- _Job_
Your task is to transcribe the records exactly, skipping every image.

- _Entries_
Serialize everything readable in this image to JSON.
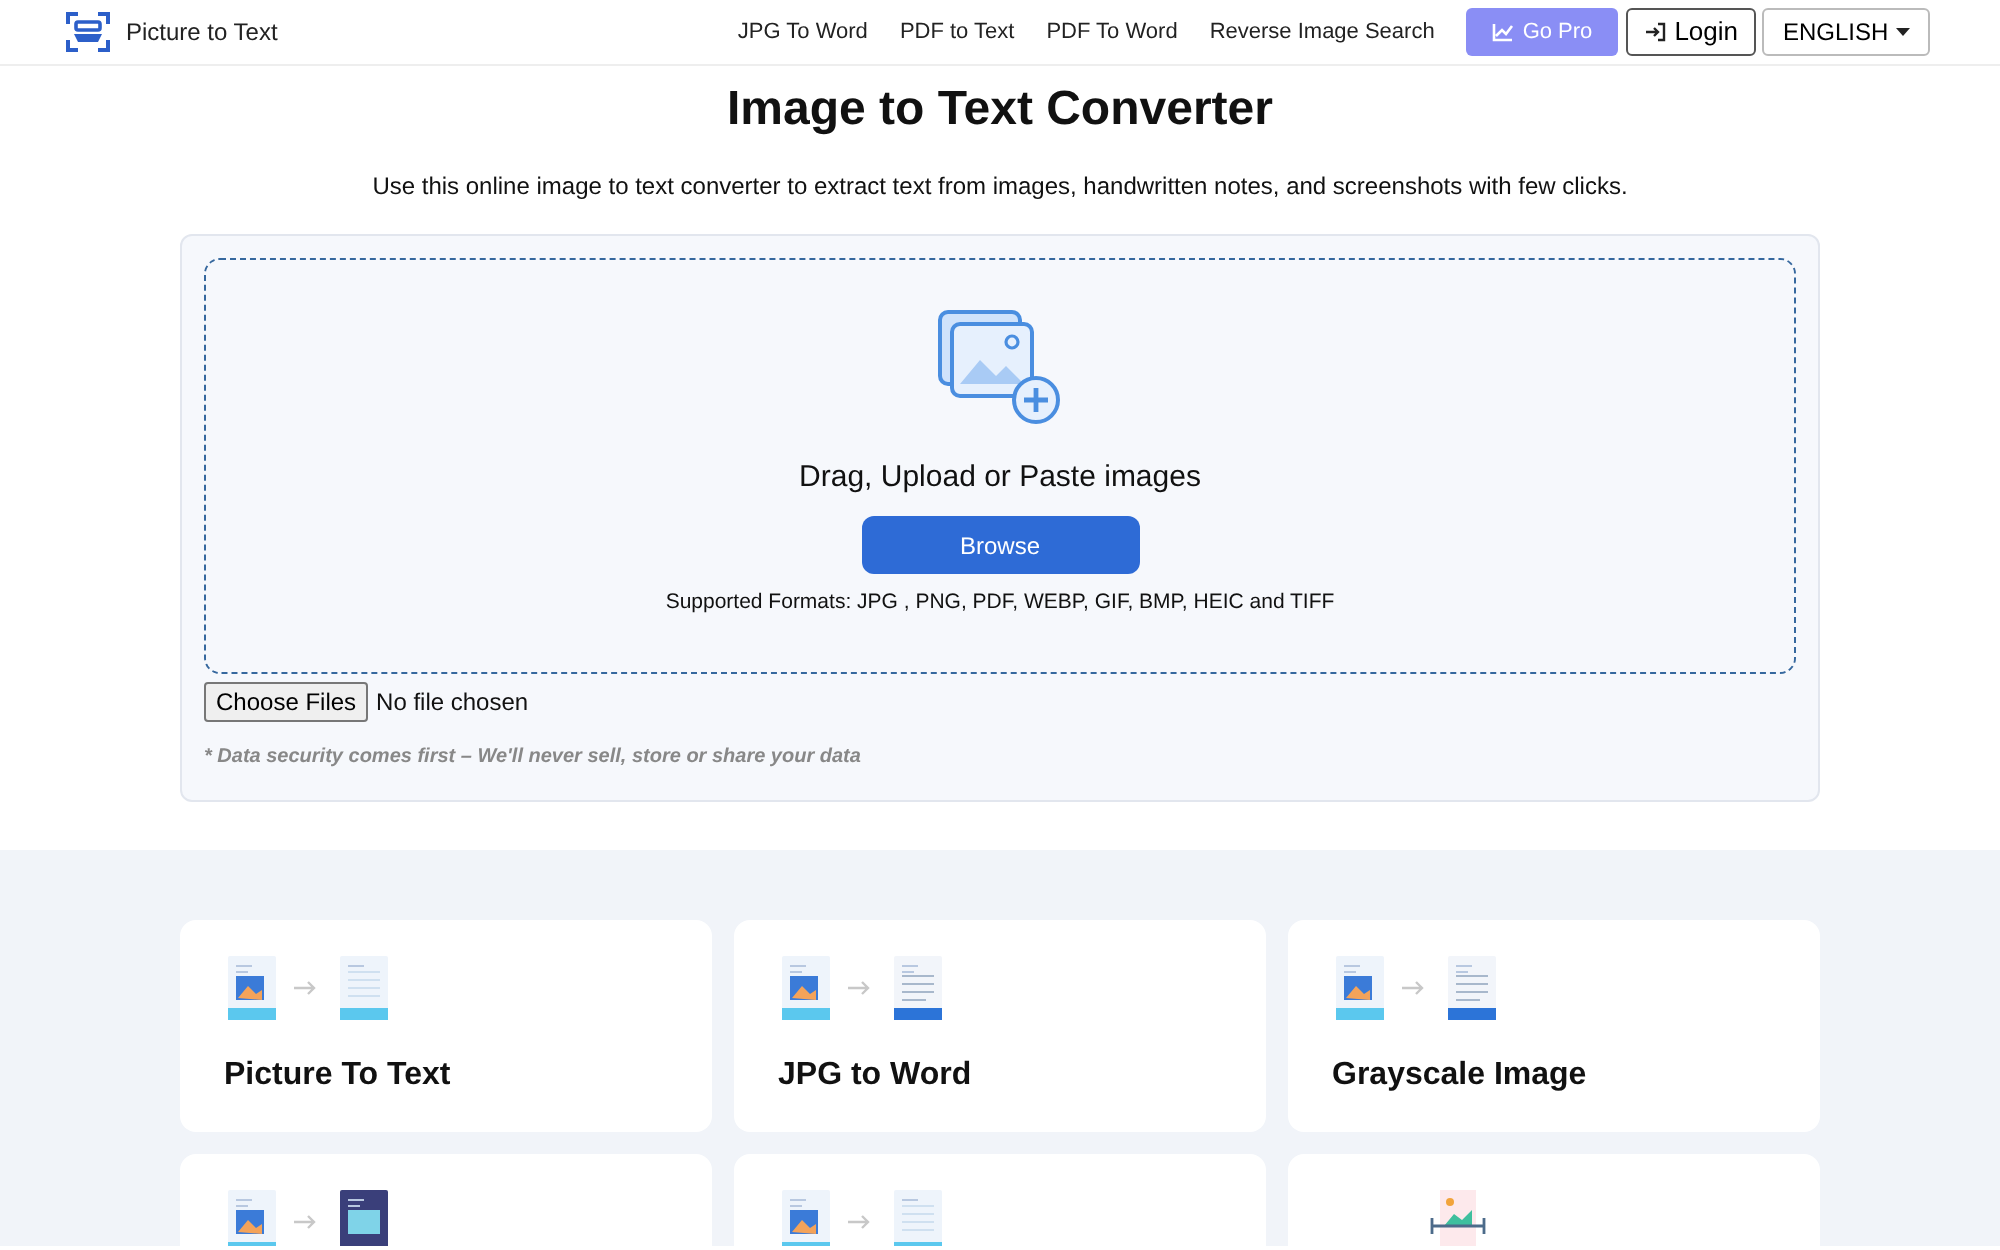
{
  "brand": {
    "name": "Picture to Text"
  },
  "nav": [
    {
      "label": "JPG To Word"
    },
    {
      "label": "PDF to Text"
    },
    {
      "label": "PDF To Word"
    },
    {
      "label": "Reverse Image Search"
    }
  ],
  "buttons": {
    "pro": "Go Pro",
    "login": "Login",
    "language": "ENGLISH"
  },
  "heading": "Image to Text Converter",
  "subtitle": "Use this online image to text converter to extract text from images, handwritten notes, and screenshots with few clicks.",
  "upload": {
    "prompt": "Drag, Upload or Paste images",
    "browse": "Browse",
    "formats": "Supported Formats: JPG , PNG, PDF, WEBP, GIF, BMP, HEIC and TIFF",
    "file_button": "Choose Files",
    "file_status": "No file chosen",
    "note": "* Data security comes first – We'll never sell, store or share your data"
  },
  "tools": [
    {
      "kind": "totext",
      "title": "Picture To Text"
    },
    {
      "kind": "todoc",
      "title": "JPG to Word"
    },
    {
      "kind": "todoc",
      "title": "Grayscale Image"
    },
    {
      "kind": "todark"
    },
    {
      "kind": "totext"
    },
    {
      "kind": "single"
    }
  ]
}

- _Solution_
Serialize everything readable in this image to JSON.
{
  "brand": {
    "name": "Picture to Text"
  },
  "nav": [
    {
      "label": "JPG To Word"
    },
    {
      "label": "PDF to Text"
    },
    {
      "label": "PDF To Word"
    },
    {
      "label": "Reverse Image Search"
    }
  ],
  "buttons": {
    "pro": "Go Pro",
    "login": "Login",
    "language": "ENGLISH"
  },
  "heading": "Image to Text Converter",
  "subtitle": "Use this online image to text converter to extract text from images, handwritten notes, and screenshots with few clicks.",
  "upload": {
    "prompt": "Drag, Upload or Paste images",
    "browse": "Browse",
    "formats": "Supported Formats: JPG , PNG, PDF, WEBP, GIF, BMP, HEIC and TIFF",
    "file_button": "Choose Files",
    "file_status": "No file chosen",
    "note": "* Data security comes first – We'll never sell, store or share your data"
  },
  "tools": [
    {
      "kind": "totext",
      "title": "Picture To Text"
    },
    {
      "kind": "todoc",
      "title": "JPG to Word"
    },
    {
      "kind": "todoc",
      "title": "Grayscale Image"
    },
    {
      "kind": "todark"
    },
    {
      "kind": "totext"
    },
    {
      "kind": "single"
    }
  ]
}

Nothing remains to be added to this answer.